Stated task: Retype all of the data. Every line must match exactly.

Exercise material:

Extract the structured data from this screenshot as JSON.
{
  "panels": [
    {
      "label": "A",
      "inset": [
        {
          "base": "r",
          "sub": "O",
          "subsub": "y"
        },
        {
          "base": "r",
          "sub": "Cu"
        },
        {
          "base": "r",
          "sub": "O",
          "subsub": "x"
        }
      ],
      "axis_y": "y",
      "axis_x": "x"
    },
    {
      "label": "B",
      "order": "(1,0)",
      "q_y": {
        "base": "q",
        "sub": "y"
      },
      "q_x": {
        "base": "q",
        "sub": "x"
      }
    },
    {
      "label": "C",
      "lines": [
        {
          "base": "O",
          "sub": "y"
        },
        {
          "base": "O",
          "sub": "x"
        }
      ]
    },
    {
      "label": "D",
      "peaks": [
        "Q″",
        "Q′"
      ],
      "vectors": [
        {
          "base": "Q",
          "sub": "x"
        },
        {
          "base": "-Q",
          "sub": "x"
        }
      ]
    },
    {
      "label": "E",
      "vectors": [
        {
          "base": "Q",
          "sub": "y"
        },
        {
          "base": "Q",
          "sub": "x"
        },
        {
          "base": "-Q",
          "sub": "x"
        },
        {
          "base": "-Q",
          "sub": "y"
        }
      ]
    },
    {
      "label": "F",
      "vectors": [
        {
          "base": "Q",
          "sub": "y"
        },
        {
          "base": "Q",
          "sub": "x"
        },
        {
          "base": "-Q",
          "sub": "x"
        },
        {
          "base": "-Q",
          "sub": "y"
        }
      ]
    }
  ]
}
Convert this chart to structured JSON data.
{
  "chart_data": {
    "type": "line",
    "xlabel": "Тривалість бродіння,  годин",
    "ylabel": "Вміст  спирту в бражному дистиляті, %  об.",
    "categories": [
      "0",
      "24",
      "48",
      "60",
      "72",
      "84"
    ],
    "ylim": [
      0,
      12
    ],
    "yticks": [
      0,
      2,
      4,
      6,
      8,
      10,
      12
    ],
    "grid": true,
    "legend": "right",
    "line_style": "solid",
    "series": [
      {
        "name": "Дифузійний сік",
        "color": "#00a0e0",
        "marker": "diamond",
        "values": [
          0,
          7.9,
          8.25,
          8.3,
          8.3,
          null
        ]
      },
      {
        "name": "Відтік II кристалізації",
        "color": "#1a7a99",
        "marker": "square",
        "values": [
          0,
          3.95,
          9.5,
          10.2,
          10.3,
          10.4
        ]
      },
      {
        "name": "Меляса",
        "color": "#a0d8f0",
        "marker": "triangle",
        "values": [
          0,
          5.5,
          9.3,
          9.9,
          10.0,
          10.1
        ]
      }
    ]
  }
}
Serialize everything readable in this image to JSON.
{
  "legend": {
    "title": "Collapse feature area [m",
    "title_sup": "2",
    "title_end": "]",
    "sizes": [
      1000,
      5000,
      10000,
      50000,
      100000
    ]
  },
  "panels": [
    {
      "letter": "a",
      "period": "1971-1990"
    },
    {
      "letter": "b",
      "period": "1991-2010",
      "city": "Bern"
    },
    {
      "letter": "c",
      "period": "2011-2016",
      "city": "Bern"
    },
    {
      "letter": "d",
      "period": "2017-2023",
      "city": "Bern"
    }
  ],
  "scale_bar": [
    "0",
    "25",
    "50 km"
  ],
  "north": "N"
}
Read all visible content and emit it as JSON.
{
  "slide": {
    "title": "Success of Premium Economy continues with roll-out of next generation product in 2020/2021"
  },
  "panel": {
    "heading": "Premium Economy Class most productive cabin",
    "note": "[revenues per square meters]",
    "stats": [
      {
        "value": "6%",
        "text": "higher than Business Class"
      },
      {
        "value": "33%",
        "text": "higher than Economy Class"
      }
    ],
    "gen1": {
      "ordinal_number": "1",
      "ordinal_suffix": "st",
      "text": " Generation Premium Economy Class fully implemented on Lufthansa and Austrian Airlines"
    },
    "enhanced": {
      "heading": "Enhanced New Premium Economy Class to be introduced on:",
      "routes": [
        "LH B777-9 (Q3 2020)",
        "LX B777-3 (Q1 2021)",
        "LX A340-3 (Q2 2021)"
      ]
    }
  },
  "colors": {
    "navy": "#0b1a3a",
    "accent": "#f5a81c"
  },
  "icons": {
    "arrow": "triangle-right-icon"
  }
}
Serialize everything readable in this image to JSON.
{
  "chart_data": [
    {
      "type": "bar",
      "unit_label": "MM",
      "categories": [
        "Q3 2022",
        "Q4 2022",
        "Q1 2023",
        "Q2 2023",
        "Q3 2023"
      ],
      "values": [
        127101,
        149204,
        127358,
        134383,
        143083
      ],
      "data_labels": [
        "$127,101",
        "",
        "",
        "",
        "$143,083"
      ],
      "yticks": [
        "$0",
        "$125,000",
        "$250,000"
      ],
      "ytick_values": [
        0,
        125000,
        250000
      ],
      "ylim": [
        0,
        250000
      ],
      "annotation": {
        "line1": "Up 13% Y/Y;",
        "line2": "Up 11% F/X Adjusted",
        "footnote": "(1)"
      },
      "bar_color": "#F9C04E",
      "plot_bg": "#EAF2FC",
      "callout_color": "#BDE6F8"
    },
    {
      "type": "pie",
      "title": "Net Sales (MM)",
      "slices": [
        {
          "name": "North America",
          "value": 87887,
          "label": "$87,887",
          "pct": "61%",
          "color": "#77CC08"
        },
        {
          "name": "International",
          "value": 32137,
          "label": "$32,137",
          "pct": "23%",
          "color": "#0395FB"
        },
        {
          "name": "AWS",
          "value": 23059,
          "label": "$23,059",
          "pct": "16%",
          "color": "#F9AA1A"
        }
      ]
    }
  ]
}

The result:
Extract the structured data from this screenshot as JSON.
{
  "panels": [
    {
      "label": "A",
      "inset": [
        {
          "base": "r",
          "sub": "O",
          "subsub": "y"
        },
        {
          "base": "r",
          "sub": "Cu"
        },
        {
          "base": "r",
          "sub": "O",
          "subsub": "x"
        }
      ],
      "axis_y": "y",
      "axis_x": "x"
    },
    {
      "label": "B",
      "order": "(1,0)",
      "q_y": {
        "base": "q",
        "sub": "y"
      },
      "q_x": {
        "base": "q",
        "sub": "x"
      }
    },
    {
      "label": "C",
      "lines": [
        {
          "base": "O",
          "sub": "y"
        },
        {
          "base": "O",
          "sub": "x"
        }
      ]
    },
    {
      "label": "D",
      "peaks": [
        "Q″",
        "Q′"
      ],
      "vectors": [
        {
          "base": "Q",
          "sub": "x"
        },
        {
          "base": "-Q",
          "sub": "x"
        }
      ]
    },
    {
      "label": "E",
      "vectors": [
        {
          "base": "Q",
          "sub": "y"
        },
        {
          "base": "Q",
          "sub": "x"
        },
        {
          "base": "-Q",
          "sub": "x"
        },
        {
          "base": "-Q",
          "sub": "y"
        }
      ]
    },
    {
      "label": "F",
      "vectors": [
        {
          "base": "Q",
          "sub": "y"
        },
        {
          "base": "Q",
          "sub": "x"
        },
        {
          "base": "-Q",
          "sub": "x"
        },
        {
          "base": "-Q",
          "sub": "y"
        }
      ]
    }
  ]
}
Convert this chart to structured JSON data.
{
  "chart_data": {
    "type": "line",
    "xlabel": "Тривалість бродіння,  годин",
    "ylabel": "Вміст  спирту в бражному дистиляті, %  об.",
    "categories": [
      "0",
      "24",
      "48",
      "60",
      "72",
      "84"
    ],
    "ylim": [
      0,
      12
    ],
    "yticks": [
      0,
      2,
      4,
      6,
      8,
      10,
      12
    ],
    "grid": true,
    "legend": "right",
    "line_style": "solid",
    "series": [
      {
        "name": "Дифузійний сік",
        "color": "#00a0e0",
        "marker": "diamond",
        "values": [
          0,
          7.9,
          8.25,
          8.3,
          8.3,
          null
        ]
      },
      {
        "name": "Відтік II кристалізації",
        "color": "#1a7a99",
        "marker": "square",
        "values": [
          0,
          3.95,
          9.5,
          10.2,
          10.3,
          10.4
        ]
      },
      {
        "name": "Меляса",
        "color": "#a0d8f0",
        "marker": "triangle",
        "values": [
          0,
          5.5,
          9.3,
          9.9,
          10.0,
          10.1
        ]
      }
    ]
  }
}
Serialize everything readable in this image to JSON.
{
  "legend": {
    "title": "Collapse feature area [m",
    "title_sup": "2",
    "title_end": "]",
    "sizes": [
      1000,
      5000,
      10000,
      50000,
      100000
    ]
  },
  "panels": [
    {
      "letter": "a",
      "period": "1971-1990"
    },
    {
      "letter": "b",
      "period": "1991-2010",
      "city": "Bern"
    },
    {
      "letter": "c",
      "period": "2011-2016",
      "city": "Bern"
    },
    {
      "letter": "d",
      "period": "2017-2023",
      "city": "Bern"
    }
  ],
  "scale_bar": [
    "0",
    "25",
    "50 km"
  ],
  "north": "N"
}
Read all visible content and emit it as JSON.
{
  "slide": {
    "title": "Success of Premium Economy continues with roll-out of next generation product in 2020/2021"
  },
  "panel": {
    "heading": "Premium Economy Class most productive cabin",
    "note": "[revenues per square meters]",
    "stats": [
      {
        "value": "6%",
        "text": "higher than Business Class"
      },
      {
        "value": "33%",
        "text": "higher than Economy Class"
      }
    ],
    "gen1": {
      "ordinal_number": "1",
      "ordinal_suffix": "st",
      "text": " Generation Premium Economy Class fully implemented on Lufthansa and Austrian Airlines"
    },
    "enhanced": {
      "heading": "Enhanced New Premium Economy Class to be introduced on:",
      "routes": [
        "LH B777-9 (Q3 2020)",
        "LX B777-3 (Q1 2021)",
        "LX A340-3 (Q2 2021)"
      ]
    }
  },
  "colors": {
    "navy": "#0b1a3a",
    "accent": "#f5a81c"
  },
  "icons": {
    "arrow": "triangle-right-icon"
  }
}
Serialize everything readable in this image to JSON.
{
  "chart_data": [
    {
      "type": "bar",
      "unit_label": "MM",
      "categories": [
        "Q3 2022",
        "Q4 2022",
        "Q1 2023",
        "Q2 2023",
        "Q3 2023"
      ],
      "values": [
        127101,
        149204,
        127358,
        134383,
        143083
      ],
      "data_labels": [
        "$127,101",
        "",
        "",
        "",
        "$143,083"
      ],
      "yticks": [
        "$0",
        "$125,000",
        "$250,000"
      ],
      "ytick_values": [
        0,
        125000,
        250000
      ],
      "ylim": [
        0,
        250000
      ],
      "annotation": {
        "line1": "Up 13% Y/Y;",
        "line2": "Up 11% F/X Adjusted",
        "footnote": "(1)"
      },
      "bar_color": "#F9C04E",
      "plot_bg": "#EAF2FC",
      "callout_color": "#BDE6F8"
    },
    {
      "type": "pie",
      "title": "Net Sales (MM)",
      "slices": [
        {
          "name": "North America",
          "value": 87887,
          "label": "$87,887",
          "pct": "61%",
          "color": "#77CC08"
        },
        {
          "name": "International",
          "value": 32137,
          "label": "$32,137",
          "pct": "23%",
          "color": "#0395FB"
        },
        {
          "name": "AWS",
          "value": 23059,
          "label": "$23,059",
          "pct": "16%",
          "color": "#F9AA1A"
        }
      ]
    }
  ]
}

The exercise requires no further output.